— START DATASET EXTRACT —
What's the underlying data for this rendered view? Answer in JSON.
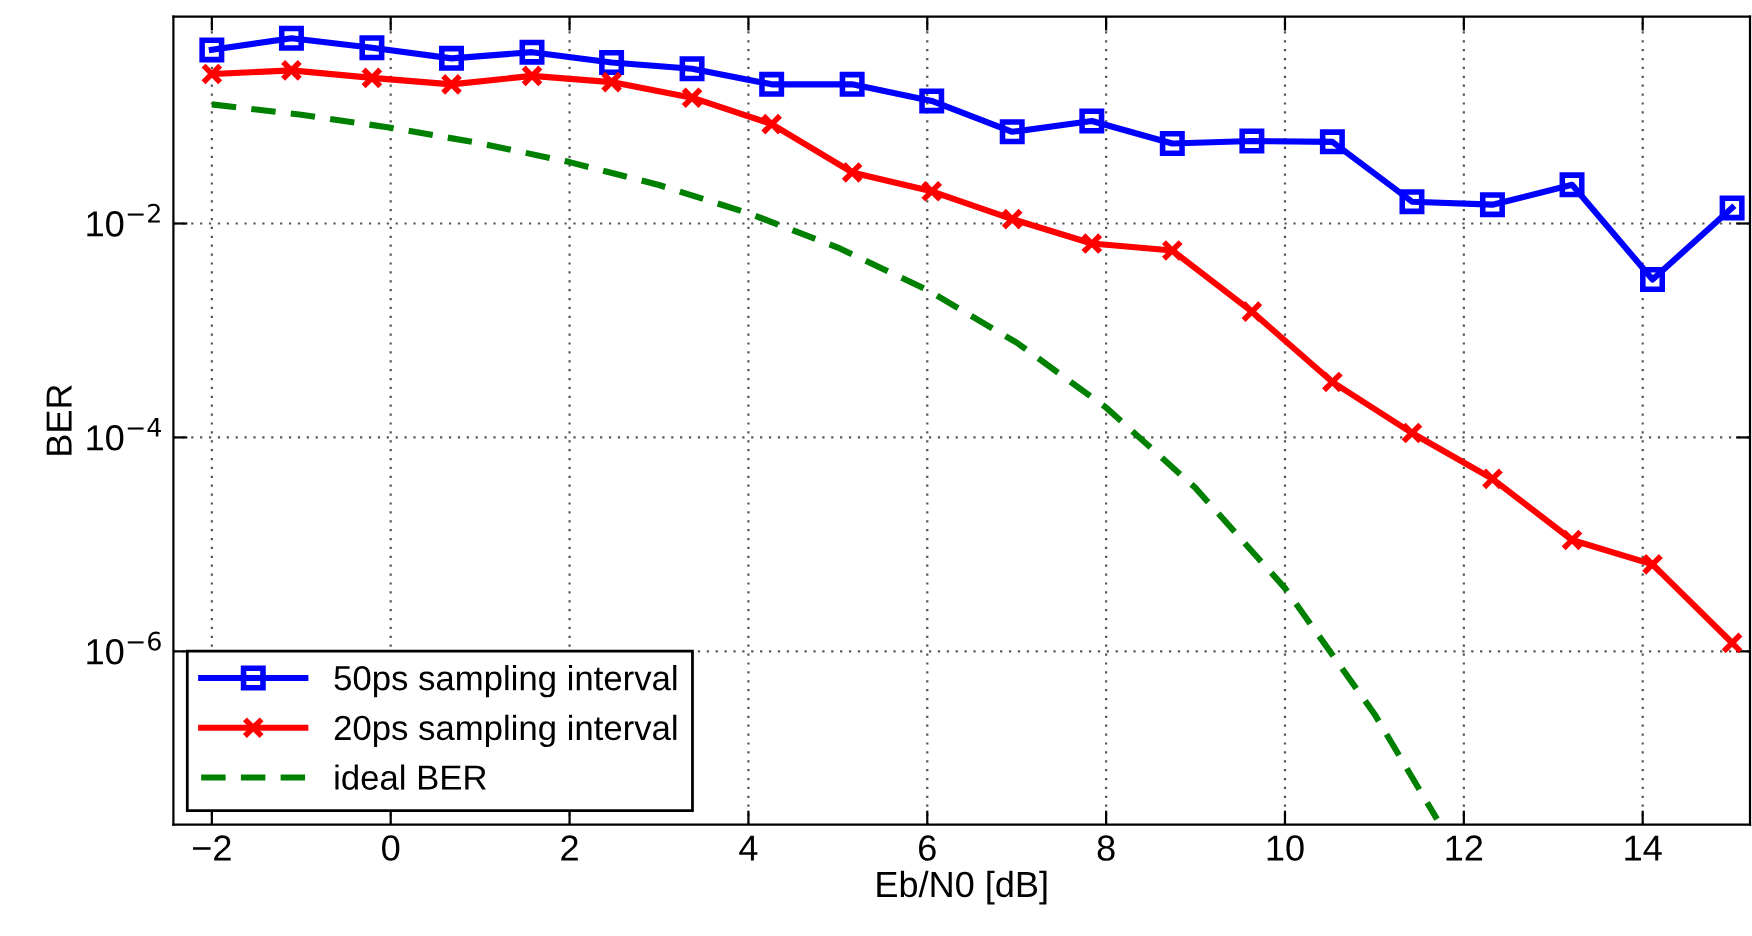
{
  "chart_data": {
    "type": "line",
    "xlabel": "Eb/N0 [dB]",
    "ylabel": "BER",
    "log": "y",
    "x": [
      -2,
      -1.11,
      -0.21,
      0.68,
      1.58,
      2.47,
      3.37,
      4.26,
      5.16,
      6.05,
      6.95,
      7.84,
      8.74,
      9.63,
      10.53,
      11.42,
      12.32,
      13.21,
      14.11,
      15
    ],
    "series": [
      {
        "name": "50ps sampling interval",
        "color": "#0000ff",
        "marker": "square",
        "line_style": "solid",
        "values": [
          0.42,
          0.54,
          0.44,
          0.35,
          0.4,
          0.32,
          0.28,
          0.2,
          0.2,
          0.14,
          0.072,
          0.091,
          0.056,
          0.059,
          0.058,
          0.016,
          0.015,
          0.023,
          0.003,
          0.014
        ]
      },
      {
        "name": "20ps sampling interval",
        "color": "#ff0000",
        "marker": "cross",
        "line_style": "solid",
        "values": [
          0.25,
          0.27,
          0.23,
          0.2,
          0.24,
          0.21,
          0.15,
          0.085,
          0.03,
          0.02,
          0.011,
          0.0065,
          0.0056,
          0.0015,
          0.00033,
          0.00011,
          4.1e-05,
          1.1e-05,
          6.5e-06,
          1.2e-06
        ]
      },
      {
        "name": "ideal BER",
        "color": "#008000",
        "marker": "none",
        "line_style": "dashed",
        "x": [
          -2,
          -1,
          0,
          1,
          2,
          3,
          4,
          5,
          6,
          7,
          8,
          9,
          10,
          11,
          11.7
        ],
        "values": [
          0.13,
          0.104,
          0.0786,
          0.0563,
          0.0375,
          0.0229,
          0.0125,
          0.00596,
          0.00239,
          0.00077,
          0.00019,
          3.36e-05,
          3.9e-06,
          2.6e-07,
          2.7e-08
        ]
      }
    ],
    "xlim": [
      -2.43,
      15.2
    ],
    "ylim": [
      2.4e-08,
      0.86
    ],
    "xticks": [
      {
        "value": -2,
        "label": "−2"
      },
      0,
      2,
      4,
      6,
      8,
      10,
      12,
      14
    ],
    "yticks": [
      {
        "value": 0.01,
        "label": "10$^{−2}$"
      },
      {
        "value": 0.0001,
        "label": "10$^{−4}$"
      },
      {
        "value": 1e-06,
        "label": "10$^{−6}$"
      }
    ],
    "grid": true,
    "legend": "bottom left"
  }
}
— END DATASET EXTRACT —
→ **REQUIREMENTS**: Each line that contains the word "color" counts toward the total; give only that total.

→ **RESPONSE TO THIS EXERCISE**: 3